Set task
Reproduce every entry exactly, without alteration.
= = = =
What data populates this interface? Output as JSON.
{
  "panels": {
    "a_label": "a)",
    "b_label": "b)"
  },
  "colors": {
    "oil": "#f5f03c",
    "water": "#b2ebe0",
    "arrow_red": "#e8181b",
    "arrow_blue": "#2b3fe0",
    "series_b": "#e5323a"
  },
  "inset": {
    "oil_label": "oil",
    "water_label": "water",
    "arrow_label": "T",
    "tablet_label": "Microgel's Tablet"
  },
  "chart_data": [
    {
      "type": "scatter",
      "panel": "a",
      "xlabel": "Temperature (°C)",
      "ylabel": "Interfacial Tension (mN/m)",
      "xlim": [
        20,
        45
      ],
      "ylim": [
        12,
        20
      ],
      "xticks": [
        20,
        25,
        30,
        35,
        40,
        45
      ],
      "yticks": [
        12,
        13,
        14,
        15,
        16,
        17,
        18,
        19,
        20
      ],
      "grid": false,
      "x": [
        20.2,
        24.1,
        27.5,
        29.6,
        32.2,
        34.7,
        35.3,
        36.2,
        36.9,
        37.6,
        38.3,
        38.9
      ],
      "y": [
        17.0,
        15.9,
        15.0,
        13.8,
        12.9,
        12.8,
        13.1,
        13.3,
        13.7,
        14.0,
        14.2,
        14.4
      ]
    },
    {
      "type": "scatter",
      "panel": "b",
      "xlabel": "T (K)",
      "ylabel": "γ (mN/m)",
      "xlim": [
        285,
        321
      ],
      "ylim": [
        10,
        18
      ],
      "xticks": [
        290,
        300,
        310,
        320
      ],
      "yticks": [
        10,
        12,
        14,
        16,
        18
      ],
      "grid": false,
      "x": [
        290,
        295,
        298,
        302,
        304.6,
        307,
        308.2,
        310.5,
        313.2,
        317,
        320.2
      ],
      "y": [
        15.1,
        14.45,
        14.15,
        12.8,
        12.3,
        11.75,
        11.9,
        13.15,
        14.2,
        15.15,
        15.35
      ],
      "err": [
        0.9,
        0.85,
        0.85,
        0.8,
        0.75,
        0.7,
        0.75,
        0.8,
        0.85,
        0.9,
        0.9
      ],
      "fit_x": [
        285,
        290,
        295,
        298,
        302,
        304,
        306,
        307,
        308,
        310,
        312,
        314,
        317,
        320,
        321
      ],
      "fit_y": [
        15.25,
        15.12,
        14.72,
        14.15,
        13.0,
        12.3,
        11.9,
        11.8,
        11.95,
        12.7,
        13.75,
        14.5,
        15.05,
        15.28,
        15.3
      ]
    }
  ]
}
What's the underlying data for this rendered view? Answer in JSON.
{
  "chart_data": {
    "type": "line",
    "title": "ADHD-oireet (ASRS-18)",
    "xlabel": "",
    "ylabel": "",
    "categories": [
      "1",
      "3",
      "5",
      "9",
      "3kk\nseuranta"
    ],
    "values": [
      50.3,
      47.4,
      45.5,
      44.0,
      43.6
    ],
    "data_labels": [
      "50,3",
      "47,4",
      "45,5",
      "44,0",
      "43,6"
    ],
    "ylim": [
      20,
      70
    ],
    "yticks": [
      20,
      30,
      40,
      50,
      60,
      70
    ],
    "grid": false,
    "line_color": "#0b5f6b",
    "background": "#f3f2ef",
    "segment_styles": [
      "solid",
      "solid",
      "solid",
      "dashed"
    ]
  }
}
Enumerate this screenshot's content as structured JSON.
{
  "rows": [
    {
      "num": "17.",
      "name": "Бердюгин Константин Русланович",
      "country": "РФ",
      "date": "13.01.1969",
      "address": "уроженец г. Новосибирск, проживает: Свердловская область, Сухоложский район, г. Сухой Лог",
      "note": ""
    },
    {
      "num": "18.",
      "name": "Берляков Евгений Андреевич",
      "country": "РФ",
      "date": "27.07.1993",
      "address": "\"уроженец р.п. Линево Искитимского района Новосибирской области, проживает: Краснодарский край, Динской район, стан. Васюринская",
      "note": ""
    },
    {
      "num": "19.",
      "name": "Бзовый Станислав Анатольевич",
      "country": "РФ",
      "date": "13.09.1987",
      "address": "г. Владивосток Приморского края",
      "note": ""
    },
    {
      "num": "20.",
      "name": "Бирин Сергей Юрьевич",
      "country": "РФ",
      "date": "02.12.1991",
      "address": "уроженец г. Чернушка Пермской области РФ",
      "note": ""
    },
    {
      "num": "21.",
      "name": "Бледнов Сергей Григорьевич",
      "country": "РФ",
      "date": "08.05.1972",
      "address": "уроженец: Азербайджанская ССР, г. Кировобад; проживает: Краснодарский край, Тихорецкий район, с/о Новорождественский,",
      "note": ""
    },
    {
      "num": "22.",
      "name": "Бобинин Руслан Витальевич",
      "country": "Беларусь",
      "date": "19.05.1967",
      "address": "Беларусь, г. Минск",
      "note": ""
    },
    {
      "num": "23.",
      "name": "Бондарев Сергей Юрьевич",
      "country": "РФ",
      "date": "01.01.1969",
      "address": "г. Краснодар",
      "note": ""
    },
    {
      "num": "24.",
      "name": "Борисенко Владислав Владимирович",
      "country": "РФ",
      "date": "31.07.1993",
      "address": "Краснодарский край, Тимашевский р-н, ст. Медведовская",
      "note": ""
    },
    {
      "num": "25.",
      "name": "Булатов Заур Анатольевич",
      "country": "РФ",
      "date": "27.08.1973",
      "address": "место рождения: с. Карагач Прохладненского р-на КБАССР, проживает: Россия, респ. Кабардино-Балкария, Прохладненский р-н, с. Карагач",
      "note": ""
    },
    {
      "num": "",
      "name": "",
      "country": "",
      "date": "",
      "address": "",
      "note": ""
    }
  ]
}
= = = =
The response
What data populates this interface? Output as JSON.
{
  "panels": {
    "a_label": "a)",
    "b_label": "b)"
  },
  "colors": {
    "oil": "#f5f03c",
    "water": "#b2ebe0",
    "arrow_red": "#e8181b",
    "arrow_blue": "#2b3fe0",
    "series_b": "#e5323a"
  },
  "inset": {
    "oil_label": "oil",
    "water_label": "water",
    "arrow_label": "T",
    "tablet_label": "Microgel's Tablet"
  },
  "chart_data": [
    {
      "type": "scatter",
      "panel": "a",
      "xlabel": "Temperature (°C)",
      "ylabel": "Interfacial Tension (mN/m)",
      "xlim": [
        20,
        45
      ],
      "ylim": [
        12,
        20
      ],
      "xticks": [
        20,
        25,
        30,
        35,
        40,
        45
      ],
      "yticks": [
        12,
        13,
        14,
        15,
        16,
        17,
        18,
        19,
        20
      ],
      "grid": false,
      "x": [
        20.2,
        24.1,
        27.5,
        29.6,
        32.2,
        34.7,
        35.3,
        36.2,
        36.9,
        37.6,
        38.3,
        38.9
      ],
      "y": [
        17.0,
        15.9,
        15.0,
        13.8,
        12.9,
        12.8,
        13.1,
        13.3,
        13.7,
        14.0,
        14.2,
        14.4
      ]
    },
    {
      "type": "scatter",
      "panel": "b",
      "xlabel": "T (K)",
      "ylabel": "γ (mN/m)",
      "xlim": [
        285,
        321
      ],
      "ylim": [
        10,
        18
      ],
      "xticks": [
        290,
        300,
        310,
        320
      ],
      "yticks": [
        10,
        12,
        14,
        16,
        18
      ],
      "grid": false,
      "x": [
        290,
        295,
        298,
        302,
        304.6,
        307,
        308.2,
        310.5,
        313.2,
        317,
        320.2
      ],
      "y": [
        15.1,
        14.45,
        14.15,
        12.8,
        12.3,
        11.75,
        11.9,
        13.15,
        14.2,
        15.15,
        15.35
      ],
      "err": [
        0.9,
        0.85,
        0.85,
        0.8,
        0.75,
        0.7,
        0.75,
        0.8,
        0.85,
        0.9,
        0.9
      ],
      "fit_x": [
        285,
        290,
        295,
        298,
        302,
        304,
        306,
        307,
        308,
        310,
        312,
        314,
        317,
        320,
        321
      ],
      "fit_y": [
        15.25,
        15.12,
        14.72,
        14.15,
        13.0,
        12.3,
        11.9,
        11.8,
        11.95,
        12.7,
        13.75,
        14.5,
        15.05,
        15.28,
        15.3
      ]
    }
  ]
}
What's the underlying data for this rendered view? Answer in JSON.
{
  "chart_data": {
    "type": "line",
    "title": "ADHD-oireet (ASRS-18)",
    "xlabel": "",
    "ylabel": "",
    "categories": [
      "1",
      "3",
      "5",
      "9",
      "3kk\nseuranta"
    ],
    "values": [
      50.3,
      47.4,
      45.5,
      44.0,
      43.6
    ],
    "data_labels": [
      "50,3",
      "47,4",
      "45,5",
      "44,0",
      "43,6"
    ],
    "ylim": [
      20,
      70
    ],
    "yticks": [
      20,
      30,
      40,
      50,
      60,
      70
    ],
    "grid": false,
    "line_color": "#0b5f6b",
    "background": "#f3f2ef",
    "segment_styles": [
      "solid",
      "solid",
      "solid",
      "dashed"
    ]
  }
}
Enumerate this screenshot's content as structured JSON.
{
  "rows": [
    {
      "num": "17.",
      "name": "Бердюгин Константин Русланович",
      "country": "РФ",
      "date": "13.01.1969",
      "address": "уроженец г. Новосибирск, проживает: Свердловская область, Сухоложский район, г. Сухой Лог",
      "note": ""
    },
    {
      "num": "18.",
      "name": "Берляков Евгений Андреевич",
      "country": "РФ",
      "date": "27.07.1993",
      "address": "\"уроженец р.п. Линево Искитимского района Новосибирской области, проживает: Краснодарский край, Динской район, стан. Васюринская",
      "note": ""
    },
    {
      "num": "19.",
      "name": "Бзовый Станислав Анатольевич",
      "country": "РФ",
      "date": "13.09.1987",
      "address": "г. Владивосток Приморского края",
      "note": ""
    },
    {
      "num": "20.",
      "name": "Бирин Сергей Юрьевич",
      "country": "РФ",
      "date": "02.12.1991",
      "address": "уроженец г. Чернушка Пермской области РФ",
      "note": ""
    },
    {
      "num": "21.",
      "name": "Бледнов Сергей Григорьевич",
      "country": "РФ",
      "date": "08.05.1972",
      "address": "уроженец: Азербайджанская ССР, г. Кировобад; проживает: Краснодарский край, Тихорецкий район, с/о Новорождественский,",
      "note": ""
    },
    {
      "num": "22.",
      "name": "Бобинин Руслан Витальевич",
      "country": "Беларусь",
      "date": "19.05.1967",
      "address": "Беларусь, г. Минск",
      "note": ""
    },
    {
      "num": "23.",
      "name": "Бондарев Сергей Юрьевич",
      "country": "РФ",
      "date": "01.01.1969",
      "address": "г. Краснодар",
      "note": ""
    },
    {
      "num": "24.",
      "name": "Борисенко Владислав Владимирович",
      "country": "РФ",
      "date": "31.07.1993",
      "address": "Краснодарский край, Тимашевский р-н, ст. Медведовская",
      "note": ""
    },
    {
      "num": "25.",
      "name": "Булатов Заур Анатольевич",
      "country": "РФ",
      "date": "27.08.1973",
      "address": "место рождения: с. Карагач Прохладненского р-на КБАССР, проживает: Россия, респ. Кабардино-Балкария, Прохладненский р-н, с. Карагач",
      "note": ""
    },
    {
      "num": "",
      "name": "",
      "country": "",
      "date": "",
      "address": "",
      "note": ""
    }
  ]
}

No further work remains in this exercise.